Copy all records verbatim.

_SUPPLIED DATA_
--------
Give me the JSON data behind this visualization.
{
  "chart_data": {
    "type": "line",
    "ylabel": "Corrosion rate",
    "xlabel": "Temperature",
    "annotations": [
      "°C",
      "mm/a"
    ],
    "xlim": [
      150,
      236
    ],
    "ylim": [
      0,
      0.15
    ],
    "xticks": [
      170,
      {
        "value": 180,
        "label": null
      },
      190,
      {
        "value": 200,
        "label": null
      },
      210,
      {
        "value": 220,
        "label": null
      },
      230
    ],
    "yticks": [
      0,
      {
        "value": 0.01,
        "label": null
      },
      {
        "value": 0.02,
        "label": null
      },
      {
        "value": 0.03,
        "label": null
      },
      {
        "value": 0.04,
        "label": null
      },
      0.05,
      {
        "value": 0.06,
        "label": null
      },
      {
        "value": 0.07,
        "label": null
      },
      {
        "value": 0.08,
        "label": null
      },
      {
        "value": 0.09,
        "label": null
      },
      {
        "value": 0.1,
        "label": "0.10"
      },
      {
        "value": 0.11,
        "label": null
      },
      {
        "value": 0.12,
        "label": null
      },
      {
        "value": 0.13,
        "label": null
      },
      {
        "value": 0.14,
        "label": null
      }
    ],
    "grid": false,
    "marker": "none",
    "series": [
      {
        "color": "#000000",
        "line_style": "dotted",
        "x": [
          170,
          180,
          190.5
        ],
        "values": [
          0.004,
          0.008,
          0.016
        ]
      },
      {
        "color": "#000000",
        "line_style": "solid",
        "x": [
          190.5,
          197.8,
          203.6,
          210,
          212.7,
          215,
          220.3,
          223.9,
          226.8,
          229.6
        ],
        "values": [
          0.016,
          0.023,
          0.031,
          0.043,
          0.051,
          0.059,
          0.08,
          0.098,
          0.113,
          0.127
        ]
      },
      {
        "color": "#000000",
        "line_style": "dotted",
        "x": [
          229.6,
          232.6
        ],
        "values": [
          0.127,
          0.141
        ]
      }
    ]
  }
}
--------
_FULL OUTPUT_
Give me the JSON data behind this visualization.
{
  "chart_data": {
    "type": "line",
    "ylabel": "Corrosion rate",
    "xlabel": "Temperature",
    "annotations": [
      "°C",
      "mm/a"
    ],
    "xlim": [
      150,
      236
    ],
    "ylim": [
      0,
      0.15
    ],
    "xticks": [
      170,
      {
        "value": 180,
        "label": null
      },
      190,
      {
        "value": 200,
        "label": null
      },
      210,
      {
        "value": 220,
        "label": null
      },
      230
    ],
    "yticks": [
      0,
      {
        "value": 0.01,
        "label": null
      },
      {
        "value": 0.02,
        "label": null
      },
      {
        "value": 0.03,
        "label": null
      },
      {
        "value": 0.04,
        "label": null
      },
      0.05,
      {
        "value": 0.06,
        "label": null
      },
      {
        "value": 0.07,
        "label": null
      },
      {
        "value": 0.08,
        "label": null
      },
      {
        "value": 0.09,
        "label": null
      },
      {
        "value": 0.1,
        "label": "0.10"
      },
      {
        "value": 0.11,
        "label": null
      },
      {
        "value": 0.12,
        "label": null
      },
      {
        "value": 0.13,
        "label": null
      },
      {
        "value": 0.14,
        "label": null
      }
    ],
    "grid": false,
    "marker": "none",
    "series": [
      {
        "color": "#000000",
        "line_style": "dotted",
        "x": [
          170,
          180,
          190.5
        ],
        "values": [
          0.004,
          0.008,
          0.016
        ]
      },
      {
        "color": "#000000",
        "line_style": "solid",
        "x": [
          190.5,
          197.8,
          203.6,
          210,
          212.7,
          215,
          220.3,
          223.9,
          226.8,
          229.6
        ],
        "values": [
          0.016,
          0.023,
          0.031,
          0.043,
          0.051,
          0.059,
          0.08,
          0.098,
          0.113,
          0.127
        ]
      },
      {
        "color": "#000000",
        "line_style": "dotted",
        "x": [
          229.6,
          232.6
        ],
        "values": [
          0.127,
          0.141
        ]
      }
    ]
  }
}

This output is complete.